Within the records that follow, find every line containing the string "this". Copy those lines.

(Figure dataset records)
::::::::

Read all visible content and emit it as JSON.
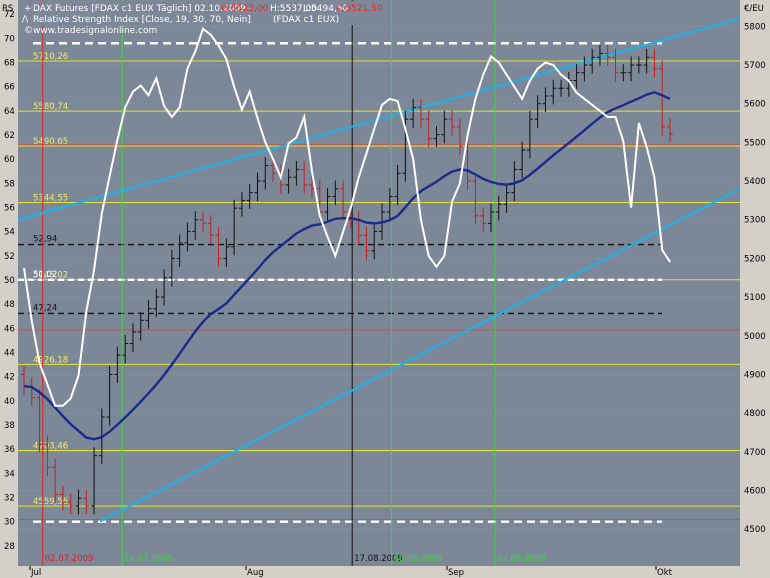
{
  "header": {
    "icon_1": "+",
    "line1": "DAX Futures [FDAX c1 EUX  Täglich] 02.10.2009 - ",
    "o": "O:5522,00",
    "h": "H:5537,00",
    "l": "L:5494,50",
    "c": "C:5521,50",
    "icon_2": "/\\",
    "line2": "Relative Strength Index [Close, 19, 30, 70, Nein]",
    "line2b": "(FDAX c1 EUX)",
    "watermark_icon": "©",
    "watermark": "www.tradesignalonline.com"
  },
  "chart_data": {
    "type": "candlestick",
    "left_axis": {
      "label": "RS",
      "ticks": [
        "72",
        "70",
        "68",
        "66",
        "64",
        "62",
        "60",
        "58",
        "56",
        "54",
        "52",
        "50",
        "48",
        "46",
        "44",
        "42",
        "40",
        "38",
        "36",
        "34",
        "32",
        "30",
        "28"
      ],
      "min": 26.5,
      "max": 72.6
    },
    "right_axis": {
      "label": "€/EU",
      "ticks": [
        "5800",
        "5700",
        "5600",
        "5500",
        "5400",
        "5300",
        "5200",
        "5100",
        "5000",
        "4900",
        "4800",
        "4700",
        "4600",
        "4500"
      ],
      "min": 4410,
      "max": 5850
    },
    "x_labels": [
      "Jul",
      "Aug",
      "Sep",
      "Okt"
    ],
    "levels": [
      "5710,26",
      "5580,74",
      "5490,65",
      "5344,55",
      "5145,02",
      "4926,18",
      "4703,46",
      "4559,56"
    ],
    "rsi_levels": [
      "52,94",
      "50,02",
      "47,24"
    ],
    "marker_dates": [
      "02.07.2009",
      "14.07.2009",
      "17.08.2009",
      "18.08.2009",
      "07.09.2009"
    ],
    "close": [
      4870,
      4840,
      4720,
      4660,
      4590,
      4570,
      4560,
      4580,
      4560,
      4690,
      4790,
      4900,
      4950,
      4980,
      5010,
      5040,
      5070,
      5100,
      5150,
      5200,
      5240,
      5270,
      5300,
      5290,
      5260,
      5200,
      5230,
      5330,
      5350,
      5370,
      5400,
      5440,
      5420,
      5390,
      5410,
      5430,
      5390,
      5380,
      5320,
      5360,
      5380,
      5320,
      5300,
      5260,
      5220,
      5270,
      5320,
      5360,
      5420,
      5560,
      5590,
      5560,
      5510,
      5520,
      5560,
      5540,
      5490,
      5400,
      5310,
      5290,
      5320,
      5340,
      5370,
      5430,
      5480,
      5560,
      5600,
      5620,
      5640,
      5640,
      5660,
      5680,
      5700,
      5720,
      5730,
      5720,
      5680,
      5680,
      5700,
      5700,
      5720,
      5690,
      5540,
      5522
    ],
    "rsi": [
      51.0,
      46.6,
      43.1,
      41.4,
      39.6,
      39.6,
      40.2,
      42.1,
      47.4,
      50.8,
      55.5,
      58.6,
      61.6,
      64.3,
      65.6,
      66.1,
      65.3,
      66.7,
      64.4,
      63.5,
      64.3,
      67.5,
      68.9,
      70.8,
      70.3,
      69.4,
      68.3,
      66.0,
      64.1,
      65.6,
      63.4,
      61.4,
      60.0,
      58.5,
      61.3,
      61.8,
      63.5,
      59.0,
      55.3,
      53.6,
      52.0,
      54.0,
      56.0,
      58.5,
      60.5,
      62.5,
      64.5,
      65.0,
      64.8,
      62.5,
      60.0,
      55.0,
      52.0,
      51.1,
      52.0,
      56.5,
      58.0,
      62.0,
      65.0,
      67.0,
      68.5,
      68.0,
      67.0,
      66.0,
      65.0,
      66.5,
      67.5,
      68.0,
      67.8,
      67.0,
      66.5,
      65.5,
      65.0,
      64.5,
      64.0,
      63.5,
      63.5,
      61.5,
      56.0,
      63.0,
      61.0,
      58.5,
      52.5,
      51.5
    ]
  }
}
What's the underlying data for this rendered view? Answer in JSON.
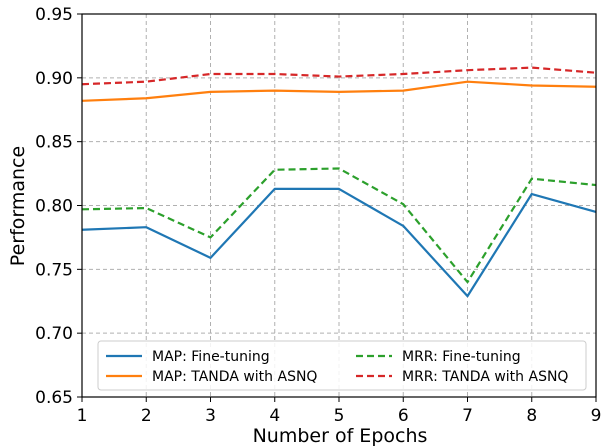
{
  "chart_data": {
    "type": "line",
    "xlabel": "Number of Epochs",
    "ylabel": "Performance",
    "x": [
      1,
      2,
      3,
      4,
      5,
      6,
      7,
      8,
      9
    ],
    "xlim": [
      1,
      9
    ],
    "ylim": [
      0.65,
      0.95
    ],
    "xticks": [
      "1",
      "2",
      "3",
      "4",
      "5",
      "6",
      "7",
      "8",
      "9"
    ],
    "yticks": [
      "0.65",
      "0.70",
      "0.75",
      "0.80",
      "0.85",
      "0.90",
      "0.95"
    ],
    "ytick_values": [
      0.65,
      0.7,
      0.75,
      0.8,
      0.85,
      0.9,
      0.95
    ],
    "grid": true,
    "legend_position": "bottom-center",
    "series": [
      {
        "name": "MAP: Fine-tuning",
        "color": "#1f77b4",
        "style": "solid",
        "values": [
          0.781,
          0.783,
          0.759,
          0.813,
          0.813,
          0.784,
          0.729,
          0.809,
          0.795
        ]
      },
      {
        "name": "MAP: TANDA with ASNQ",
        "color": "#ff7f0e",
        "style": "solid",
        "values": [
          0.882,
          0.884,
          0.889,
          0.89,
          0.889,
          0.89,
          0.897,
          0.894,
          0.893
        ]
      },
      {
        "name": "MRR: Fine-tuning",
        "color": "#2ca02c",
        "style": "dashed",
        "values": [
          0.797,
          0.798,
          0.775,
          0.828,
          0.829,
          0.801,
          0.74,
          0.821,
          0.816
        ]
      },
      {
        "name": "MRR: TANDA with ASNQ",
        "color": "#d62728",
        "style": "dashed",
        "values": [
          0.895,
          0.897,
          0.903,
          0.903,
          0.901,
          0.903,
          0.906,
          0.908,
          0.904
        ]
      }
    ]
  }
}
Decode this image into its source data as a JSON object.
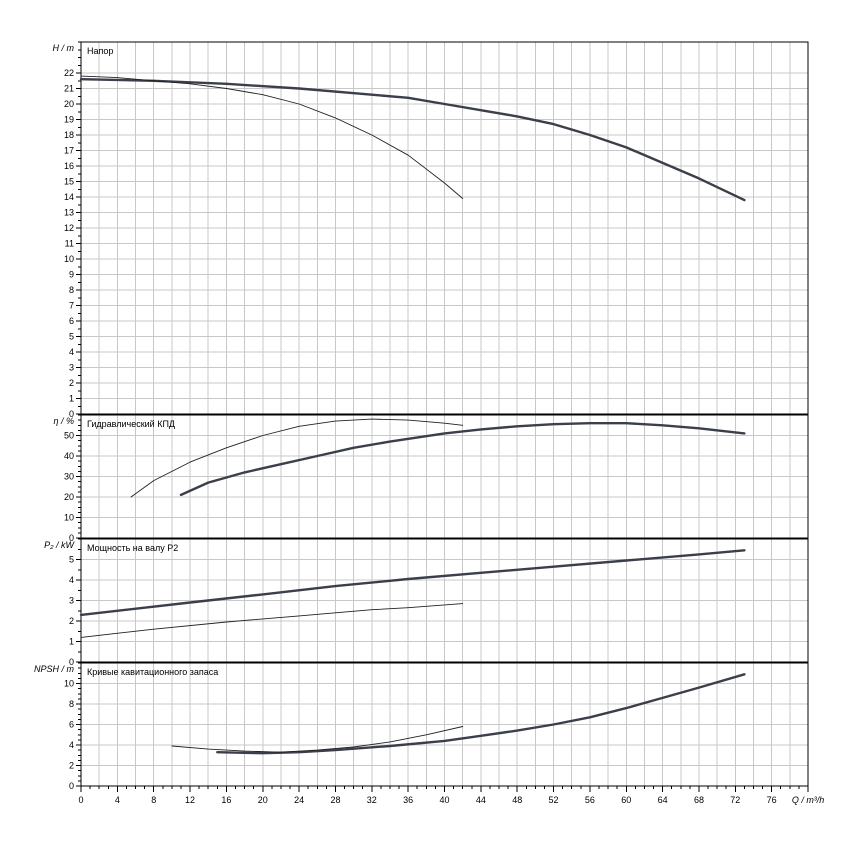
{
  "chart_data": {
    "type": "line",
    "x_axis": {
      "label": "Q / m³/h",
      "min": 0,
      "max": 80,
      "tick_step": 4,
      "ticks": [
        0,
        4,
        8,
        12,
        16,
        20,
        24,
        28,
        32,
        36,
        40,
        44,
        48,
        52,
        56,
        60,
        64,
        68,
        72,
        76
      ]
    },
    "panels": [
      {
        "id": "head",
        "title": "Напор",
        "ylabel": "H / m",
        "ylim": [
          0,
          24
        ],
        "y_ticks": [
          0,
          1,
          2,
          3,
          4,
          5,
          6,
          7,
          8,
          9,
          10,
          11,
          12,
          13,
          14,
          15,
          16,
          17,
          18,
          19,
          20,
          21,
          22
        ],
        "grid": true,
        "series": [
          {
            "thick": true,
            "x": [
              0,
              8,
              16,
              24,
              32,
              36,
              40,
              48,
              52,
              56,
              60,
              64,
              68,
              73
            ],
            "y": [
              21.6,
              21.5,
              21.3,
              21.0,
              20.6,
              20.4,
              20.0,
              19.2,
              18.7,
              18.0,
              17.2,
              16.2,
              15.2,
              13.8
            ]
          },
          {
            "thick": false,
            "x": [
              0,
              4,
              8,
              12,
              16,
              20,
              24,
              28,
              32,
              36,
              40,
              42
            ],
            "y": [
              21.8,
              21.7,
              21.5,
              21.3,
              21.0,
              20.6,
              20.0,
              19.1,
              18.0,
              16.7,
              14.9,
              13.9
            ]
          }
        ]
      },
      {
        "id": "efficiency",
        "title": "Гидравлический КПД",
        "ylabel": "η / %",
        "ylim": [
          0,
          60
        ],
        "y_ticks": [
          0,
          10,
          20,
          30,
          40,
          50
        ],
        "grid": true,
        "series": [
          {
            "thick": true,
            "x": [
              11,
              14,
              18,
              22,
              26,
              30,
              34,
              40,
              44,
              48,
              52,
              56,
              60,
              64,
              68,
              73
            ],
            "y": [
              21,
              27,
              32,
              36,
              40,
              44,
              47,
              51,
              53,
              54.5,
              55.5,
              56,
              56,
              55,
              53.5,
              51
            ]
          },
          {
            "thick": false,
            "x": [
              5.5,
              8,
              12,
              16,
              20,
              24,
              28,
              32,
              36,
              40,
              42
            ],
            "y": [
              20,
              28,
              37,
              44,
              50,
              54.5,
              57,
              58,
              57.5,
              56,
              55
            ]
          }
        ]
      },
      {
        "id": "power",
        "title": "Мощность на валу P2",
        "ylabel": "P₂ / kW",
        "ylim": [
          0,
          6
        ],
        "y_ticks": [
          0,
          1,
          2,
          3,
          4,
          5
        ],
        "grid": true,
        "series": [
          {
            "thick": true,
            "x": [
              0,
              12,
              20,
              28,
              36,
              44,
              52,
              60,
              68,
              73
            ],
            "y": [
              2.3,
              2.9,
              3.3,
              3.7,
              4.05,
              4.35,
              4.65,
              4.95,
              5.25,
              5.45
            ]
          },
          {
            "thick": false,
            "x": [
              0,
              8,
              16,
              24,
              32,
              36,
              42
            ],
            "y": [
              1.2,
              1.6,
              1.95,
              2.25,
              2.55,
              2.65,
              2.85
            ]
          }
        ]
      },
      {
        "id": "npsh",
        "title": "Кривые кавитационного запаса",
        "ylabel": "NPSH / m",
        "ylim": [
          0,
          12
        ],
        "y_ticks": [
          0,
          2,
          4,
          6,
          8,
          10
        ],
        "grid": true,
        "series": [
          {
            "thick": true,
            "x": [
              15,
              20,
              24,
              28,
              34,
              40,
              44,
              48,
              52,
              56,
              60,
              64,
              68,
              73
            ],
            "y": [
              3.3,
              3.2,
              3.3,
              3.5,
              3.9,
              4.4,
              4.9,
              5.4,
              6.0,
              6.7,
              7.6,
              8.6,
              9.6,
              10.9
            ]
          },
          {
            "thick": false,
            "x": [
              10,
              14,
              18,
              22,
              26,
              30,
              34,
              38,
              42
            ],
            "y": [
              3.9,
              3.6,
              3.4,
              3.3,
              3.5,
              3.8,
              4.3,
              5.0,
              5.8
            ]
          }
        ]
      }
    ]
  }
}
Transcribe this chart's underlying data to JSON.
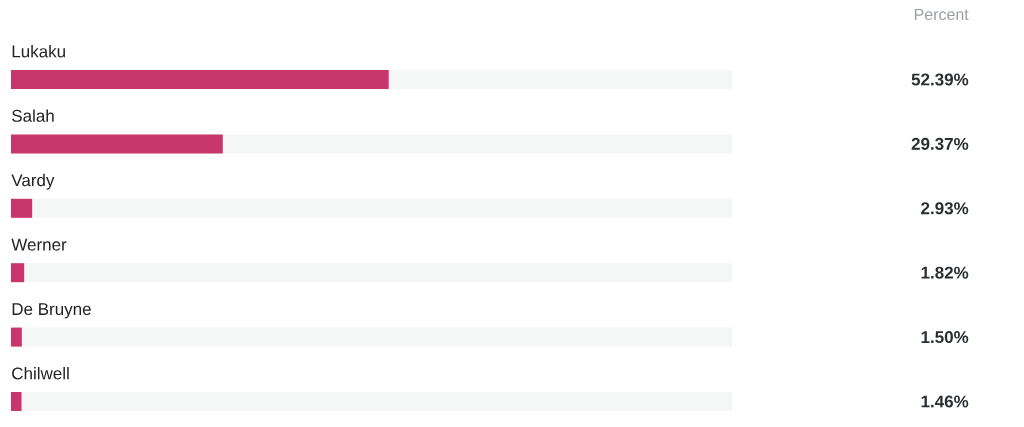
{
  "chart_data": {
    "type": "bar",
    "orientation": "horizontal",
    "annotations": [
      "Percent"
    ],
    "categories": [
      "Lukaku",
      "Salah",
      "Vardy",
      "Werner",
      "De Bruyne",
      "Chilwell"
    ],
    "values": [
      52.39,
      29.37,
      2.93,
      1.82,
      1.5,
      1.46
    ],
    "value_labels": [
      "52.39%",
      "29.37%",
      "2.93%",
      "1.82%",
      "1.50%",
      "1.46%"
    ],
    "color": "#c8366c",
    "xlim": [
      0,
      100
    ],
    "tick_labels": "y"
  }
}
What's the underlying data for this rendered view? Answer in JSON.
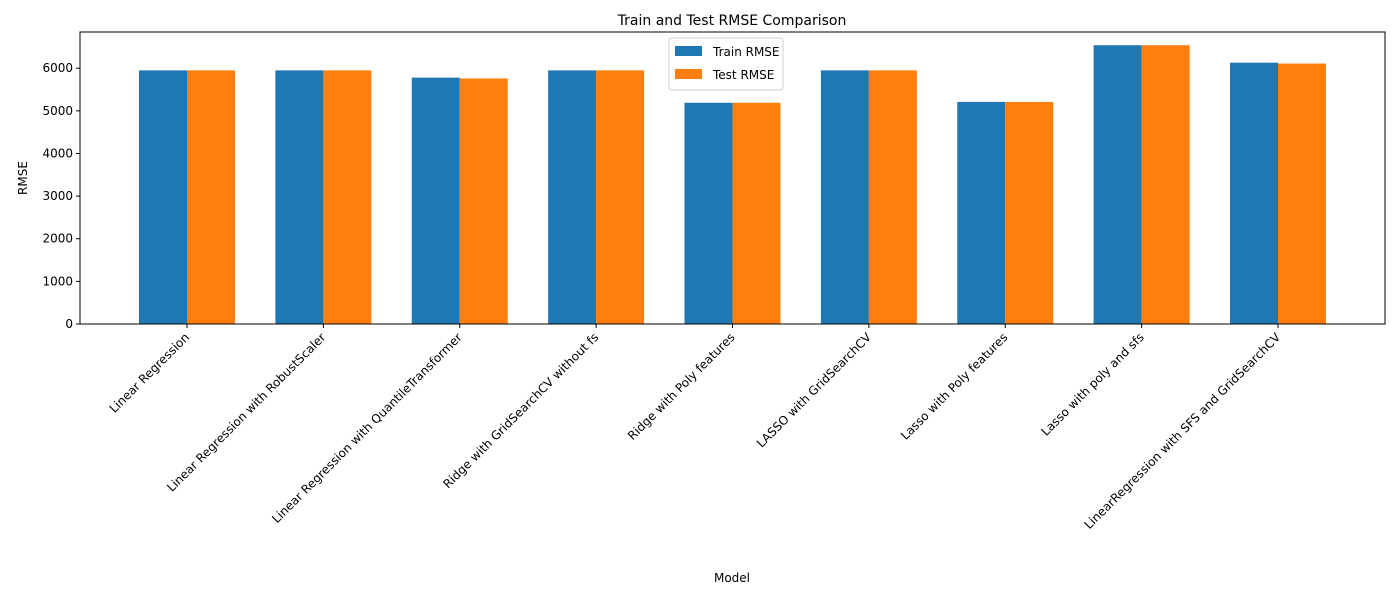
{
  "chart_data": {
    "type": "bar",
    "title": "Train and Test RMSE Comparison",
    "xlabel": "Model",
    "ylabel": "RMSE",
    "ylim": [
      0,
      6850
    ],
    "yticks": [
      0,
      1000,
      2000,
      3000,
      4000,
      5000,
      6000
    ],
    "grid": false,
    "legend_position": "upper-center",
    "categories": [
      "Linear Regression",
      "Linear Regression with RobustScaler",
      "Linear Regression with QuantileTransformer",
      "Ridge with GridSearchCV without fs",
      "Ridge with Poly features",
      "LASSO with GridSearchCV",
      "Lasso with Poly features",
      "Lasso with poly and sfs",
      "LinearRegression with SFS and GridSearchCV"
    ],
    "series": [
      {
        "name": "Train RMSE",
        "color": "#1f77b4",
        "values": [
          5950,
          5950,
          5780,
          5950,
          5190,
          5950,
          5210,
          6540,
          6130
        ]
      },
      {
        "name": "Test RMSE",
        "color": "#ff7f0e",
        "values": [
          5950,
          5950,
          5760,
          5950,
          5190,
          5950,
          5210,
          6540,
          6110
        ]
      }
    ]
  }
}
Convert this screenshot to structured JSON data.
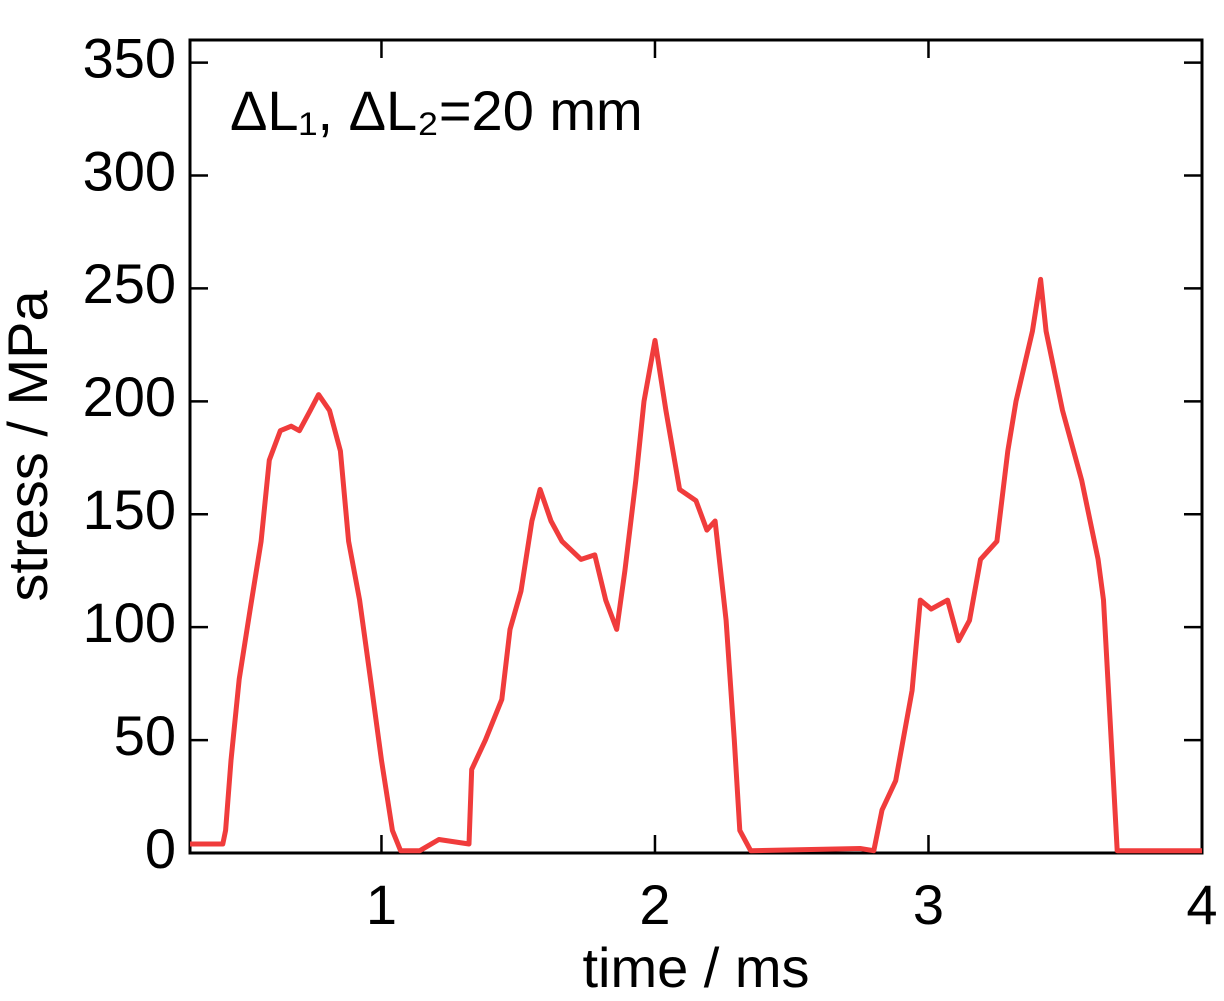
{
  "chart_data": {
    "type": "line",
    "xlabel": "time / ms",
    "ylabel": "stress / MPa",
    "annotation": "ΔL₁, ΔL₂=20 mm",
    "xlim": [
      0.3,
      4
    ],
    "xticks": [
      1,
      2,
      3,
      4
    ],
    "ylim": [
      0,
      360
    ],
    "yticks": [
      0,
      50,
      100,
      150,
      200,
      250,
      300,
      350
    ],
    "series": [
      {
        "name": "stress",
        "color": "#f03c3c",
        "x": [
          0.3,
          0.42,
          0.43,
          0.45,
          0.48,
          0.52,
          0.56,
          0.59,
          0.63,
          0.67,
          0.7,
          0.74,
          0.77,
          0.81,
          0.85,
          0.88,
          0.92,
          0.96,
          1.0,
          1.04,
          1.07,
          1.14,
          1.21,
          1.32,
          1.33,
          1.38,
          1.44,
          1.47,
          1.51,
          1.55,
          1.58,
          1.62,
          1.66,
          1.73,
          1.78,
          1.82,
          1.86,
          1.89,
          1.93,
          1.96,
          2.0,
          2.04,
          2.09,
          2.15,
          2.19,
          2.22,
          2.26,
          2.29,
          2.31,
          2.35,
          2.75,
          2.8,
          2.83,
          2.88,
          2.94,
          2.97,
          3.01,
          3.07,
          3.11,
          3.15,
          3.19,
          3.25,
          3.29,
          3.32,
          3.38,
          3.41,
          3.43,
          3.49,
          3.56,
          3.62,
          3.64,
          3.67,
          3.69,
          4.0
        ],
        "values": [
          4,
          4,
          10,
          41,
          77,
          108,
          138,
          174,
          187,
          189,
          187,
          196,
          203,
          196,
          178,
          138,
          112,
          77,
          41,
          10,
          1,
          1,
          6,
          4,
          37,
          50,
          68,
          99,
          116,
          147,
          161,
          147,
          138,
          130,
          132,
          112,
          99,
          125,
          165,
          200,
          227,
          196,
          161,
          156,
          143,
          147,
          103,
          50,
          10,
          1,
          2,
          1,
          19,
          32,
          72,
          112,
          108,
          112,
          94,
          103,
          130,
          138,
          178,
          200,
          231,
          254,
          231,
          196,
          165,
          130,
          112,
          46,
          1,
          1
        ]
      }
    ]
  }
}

::::::::

_Task result:_
What's the underlying data for this rendered view? Answer in JSON.
Decode this image into its source data as a JSON object.
Transcribe this chart's underlying data to JSON.
What's the underlying data for this rendered view? Answer in JSON.
Convert this screenshot to structured JSON data.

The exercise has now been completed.